» **Task description**:
Return all the entries exactly, keeping pictures out.

BEGIN Material provided

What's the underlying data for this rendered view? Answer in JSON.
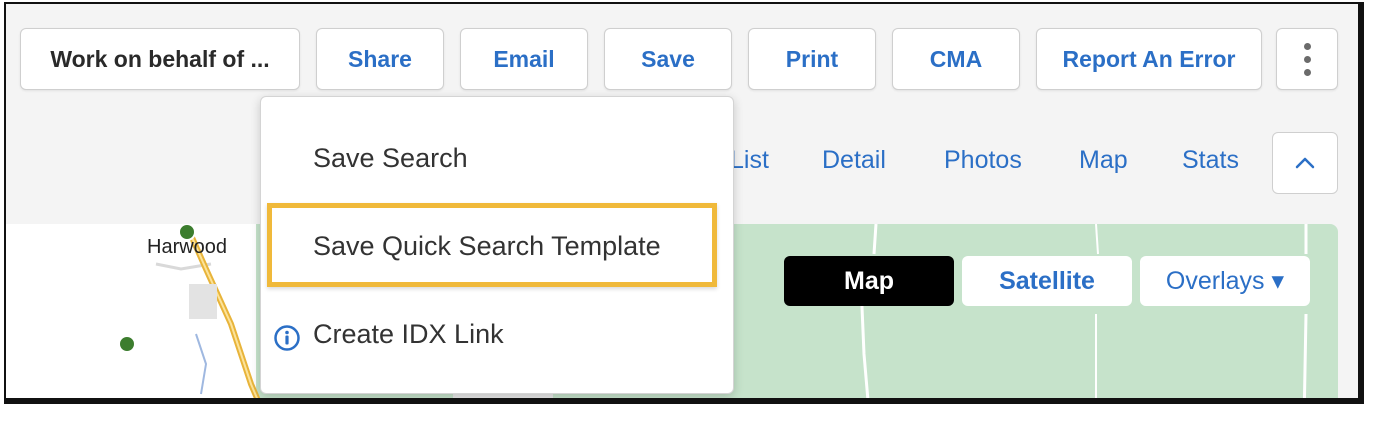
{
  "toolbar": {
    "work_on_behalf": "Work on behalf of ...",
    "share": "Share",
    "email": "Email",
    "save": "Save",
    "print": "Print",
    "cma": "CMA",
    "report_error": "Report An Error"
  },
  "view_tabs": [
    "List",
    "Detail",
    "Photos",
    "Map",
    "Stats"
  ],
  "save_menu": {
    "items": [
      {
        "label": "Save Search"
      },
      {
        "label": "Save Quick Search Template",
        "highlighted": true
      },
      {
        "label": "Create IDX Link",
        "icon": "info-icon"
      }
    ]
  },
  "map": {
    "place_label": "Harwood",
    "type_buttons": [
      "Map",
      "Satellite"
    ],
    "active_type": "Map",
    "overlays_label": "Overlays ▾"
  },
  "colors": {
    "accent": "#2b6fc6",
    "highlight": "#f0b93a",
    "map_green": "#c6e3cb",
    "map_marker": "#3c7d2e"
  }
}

END Material provided

» **The solution**:
What's the underlying data for this rendered view? Answer in JSON.
{
  "toolbar": {
    "work_on_behalf": "Work on behalf of ...",
    "share": "Share",
    "email": "Email",
    "save": "Save",
    "print": "Print",
    "cma": "CMA",
    "report_error": "Report An Error"
  },
  "view_tabs": [
    "List",
    "Detail",
    "Photos",
    "Map",
    "Stats"
  ],
  "save_menu": {
    "items": [
      {
        "label": "Save Search"
      },
      {
        "label": "Save Quick Search Template",
        "highlighted": true
      },
      {
        "label": "Create IDX Link",
        "icon": "info-icon"
      }
    ]
  },
  "map": {
    "place_label": "Harwood",
    "type_buttons": [
      "Map",
      "Satellite"
    ],
    "active_type": "Map",
    "overlays_label": "Overlays ▾"
  },
  "colors": {
    "accent": "#2b6fc6",
    "highlight": "#f0b93a",
    "map_green": "#c6e3cb",
    "map_marker": "#3c7d2e"
  }
}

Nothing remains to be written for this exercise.